* TASK TO COMPLETE: Determine how many lines of the data below contain "связи", then give only that number.

* MATERIAL FOR THE TASK:

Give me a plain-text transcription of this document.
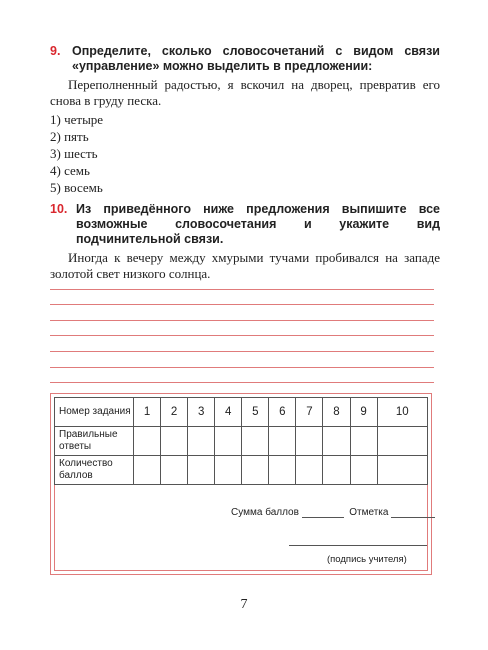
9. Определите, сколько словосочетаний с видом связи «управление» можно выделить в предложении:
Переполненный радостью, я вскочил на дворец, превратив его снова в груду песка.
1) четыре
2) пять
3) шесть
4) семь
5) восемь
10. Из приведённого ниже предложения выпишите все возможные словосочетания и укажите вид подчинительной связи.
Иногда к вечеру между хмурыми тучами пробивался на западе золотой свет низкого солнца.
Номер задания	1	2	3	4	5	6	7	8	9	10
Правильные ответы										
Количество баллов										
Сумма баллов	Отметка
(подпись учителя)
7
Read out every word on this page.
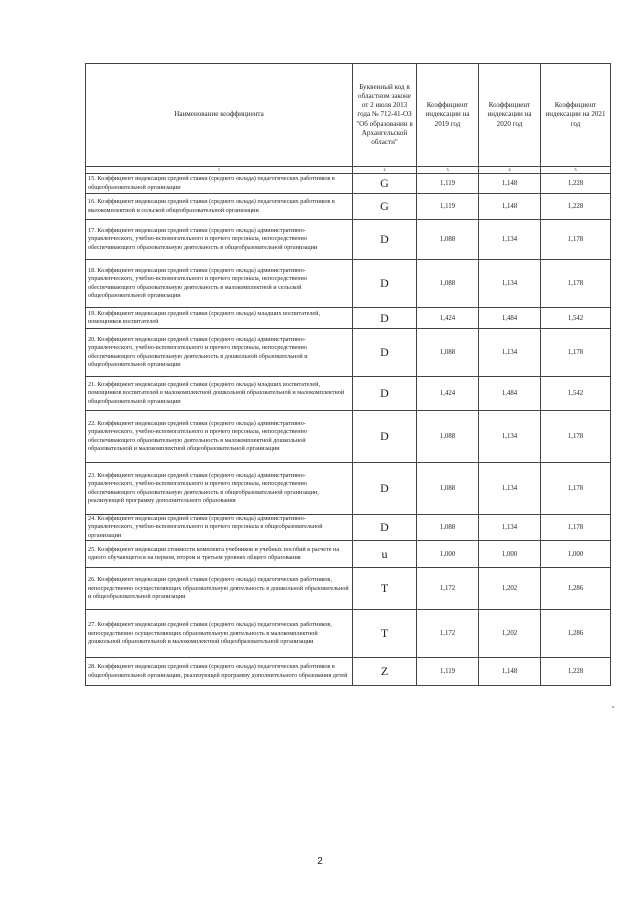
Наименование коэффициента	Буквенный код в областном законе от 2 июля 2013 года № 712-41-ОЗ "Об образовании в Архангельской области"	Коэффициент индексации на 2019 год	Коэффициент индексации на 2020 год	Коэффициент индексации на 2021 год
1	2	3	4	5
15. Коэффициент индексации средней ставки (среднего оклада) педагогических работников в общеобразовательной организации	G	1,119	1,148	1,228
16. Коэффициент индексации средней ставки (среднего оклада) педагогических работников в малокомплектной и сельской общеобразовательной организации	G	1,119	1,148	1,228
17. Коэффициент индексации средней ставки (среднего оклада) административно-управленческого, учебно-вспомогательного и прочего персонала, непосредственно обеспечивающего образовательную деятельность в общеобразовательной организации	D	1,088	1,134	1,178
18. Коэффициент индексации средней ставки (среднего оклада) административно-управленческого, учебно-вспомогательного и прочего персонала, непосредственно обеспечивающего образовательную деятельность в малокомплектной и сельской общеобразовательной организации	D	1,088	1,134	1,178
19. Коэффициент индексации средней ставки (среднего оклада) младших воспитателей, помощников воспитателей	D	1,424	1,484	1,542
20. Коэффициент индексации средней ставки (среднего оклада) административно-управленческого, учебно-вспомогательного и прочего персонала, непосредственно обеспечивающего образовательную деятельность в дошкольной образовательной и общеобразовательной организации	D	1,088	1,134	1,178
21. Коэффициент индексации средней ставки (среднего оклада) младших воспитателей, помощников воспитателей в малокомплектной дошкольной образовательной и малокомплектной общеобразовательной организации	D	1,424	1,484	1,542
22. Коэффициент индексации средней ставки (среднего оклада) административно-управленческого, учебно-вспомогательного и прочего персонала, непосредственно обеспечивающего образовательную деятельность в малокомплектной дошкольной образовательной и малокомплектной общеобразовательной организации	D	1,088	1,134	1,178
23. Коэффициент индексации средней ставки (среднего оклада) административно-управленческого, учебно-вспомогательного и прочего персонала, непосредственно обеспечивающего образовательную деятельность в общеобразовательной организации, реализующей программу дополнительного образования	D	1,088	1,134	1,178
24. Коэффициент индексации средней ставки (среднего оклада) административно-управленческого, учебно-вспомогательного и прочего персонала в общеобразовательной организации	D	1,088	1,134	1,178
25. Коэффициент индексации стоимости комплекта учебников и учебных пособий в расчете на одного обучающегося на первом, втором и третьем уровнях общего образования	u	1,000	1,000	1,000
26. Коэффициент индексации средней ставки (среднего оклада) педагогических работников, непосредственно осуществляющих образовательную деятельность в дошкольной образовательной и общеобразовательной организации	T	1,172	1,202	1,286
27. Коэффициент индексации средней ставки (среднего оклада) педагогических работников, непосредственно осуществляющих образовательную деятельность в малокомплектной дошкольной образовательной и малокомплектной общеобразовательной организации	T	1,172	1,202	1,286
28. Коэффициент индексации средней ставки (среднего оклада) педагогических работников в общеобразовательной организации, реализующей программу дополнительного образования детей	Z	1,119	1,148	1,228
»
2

* FINISHED TASK: 2